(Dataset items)
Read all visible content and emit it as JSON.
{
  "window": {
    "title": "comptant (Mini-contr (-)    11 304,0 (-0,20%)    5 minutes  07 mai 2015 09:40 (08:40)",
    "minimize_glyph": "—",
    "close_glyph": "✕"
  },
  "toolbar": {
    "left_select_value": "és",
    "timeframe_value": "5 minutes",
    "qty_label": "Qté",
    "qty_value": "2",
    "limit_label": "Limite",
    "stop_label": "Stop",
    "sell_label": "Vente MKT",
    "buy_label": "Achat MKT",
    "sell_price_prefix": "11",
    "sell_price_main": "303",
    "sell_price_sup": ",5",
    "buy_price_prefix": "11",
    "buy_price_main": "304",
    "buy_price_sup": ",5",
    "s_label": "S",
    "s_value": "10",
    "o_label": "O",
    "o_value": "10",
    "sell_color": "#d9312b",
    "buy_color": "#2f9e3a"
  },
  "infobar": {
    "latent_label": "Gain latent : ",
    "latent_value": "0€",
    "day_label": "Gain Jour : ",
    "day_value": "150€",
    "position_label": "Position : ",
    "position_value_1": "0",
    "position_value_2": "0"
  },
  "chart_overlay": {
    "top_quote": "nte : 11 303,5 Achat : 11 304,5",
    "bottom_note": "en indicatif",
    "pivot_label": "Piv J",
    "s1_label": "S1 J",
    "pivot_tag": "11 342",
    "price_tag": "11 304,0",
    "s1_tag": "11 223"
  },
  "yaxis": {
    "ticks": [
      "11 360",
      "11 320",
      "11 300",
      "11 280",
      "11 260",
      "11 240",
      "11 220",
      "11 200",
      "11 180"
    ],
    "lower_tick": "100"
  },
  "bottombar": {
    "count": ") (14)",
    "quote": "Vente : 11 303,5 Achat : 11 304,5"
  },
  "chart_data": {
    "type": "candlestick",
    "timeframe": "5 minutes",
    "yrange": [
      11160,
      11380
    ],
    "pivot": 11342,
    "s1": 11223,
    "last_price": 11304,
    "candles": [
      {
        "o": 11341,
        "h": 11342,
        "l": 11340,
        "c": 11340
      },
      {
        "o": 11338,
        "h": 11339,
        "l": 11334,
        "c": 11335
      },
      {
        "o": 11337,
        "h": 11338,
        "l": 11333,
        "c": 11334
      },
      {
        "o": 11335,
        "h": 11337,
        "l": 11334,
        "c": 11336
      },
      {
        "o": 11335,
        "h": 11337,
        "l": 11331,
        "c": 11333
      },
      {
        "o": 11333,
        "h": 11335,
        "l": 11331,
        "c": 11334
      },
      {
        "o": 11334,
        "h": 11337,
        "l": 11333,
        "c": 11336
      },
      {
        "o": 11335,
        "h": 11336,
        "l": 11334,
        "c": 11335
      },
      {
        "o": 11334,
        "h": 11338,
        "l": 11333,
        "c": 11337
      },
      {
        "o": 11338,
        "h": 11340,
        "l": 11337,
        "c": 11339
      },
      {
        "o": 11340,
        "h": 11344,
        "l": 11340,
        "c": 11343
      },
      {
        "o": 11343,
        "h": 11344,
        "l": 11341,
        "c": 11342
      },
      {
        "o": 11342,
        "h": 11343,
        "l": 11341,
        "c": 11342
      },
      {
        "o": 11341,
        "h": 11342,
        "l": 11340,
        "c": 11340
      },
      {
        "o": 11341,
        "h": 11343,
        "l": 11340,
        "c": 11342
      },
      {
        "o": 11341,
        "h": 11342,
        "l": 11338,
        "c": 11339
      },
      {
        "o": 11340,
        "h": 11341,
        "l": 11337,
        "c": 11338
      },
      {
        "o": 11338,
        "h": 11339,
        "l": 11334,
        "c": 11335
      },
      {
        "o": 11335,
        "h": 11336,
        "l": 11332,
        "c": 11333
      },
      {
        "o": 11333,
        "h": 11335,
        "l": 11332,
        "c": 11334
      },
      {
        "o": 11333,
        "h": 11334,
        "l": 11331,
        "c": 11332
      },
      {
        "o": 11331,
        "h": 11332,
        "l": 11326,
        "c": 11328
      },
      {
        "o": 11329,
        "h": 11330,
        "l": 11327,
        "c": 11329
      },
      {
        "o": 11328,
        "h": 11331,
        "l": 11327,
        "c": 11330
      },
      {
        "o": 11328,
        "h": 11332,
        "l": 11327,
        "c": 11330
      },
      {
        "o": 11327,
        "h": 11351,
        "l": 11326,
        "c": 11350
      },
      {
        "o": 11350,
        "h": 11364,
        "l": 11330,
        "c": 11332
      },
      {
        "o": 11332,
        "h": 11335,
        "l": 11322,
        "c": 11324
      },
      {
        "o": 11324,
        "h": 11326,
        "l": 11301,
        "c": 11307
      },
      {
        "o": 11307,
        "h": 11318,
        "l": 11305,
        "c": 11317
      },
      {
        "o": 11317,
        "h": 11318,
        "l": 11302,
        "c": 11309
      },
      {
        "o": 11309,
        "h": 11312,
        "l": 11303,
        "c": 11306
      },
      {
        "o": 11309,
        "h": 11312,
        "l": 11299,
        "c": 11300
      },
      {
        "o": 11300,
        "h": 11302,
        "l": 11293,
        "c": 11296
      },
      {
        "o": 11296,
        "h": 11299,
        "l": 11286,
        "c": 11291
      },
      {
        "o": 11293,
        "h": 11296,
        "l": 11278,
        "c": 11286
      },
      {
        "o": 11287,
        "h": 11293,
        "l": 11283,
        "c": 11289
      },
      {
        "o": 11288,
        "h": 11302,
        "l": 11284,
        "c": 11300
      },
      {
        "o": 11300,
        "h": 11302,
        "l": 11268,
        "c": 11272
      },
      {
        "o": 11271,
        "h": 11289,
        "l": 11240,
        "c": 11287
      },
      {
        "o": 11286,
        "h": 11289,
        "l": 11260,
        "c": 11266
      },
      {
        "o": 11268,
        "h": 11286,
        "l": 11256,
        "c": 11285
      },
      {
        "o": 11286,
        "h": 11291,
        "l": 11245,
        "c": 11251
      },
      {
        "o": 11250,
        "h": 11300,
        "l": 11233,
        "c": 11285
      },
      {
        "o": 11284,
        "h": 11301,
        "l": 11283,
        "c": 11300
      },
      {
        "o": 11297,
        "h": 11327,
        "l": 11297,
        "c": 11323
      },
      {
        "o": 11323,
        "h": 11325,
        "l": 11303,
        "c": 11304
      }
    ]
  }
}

---

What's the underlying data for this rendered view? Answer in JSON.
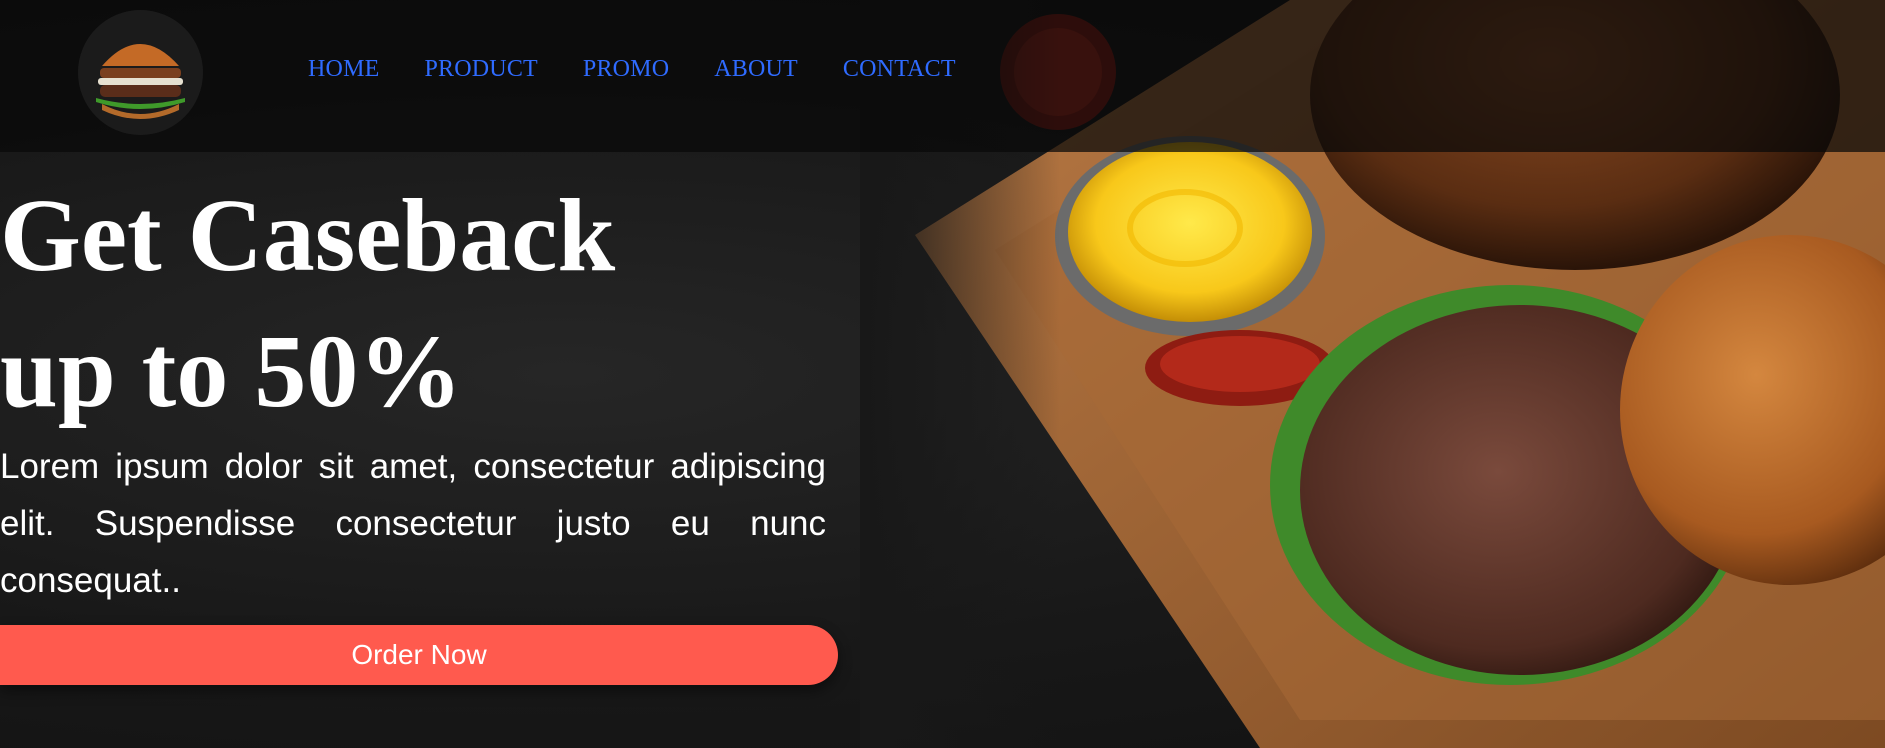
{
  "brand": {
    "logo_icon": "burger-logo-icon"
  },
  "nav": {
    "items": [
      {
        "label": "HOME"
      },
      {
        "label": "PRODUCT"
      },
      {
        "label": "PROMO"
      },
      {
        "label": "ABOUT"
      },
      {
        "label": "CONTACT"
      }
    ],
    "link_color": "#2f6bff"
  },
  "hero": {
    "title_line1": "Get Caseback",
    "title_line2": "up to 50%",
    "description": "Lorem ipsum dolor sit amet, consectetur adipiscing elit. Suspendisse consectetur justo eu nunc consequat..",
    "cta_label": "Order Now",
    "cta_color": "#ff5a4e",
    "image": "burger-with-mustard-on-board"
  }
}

What is being asked: Return all the lines that contain the string "minutes".

Finished answer:
    "title": "comptant (Mini-contr (-)    11 304,0 (-0,20%)    5 minutes  07 mai 2015 09:40 (08:40)",
    "timeframe_value": "5 minutes",
    "timeframe": "5 minutes",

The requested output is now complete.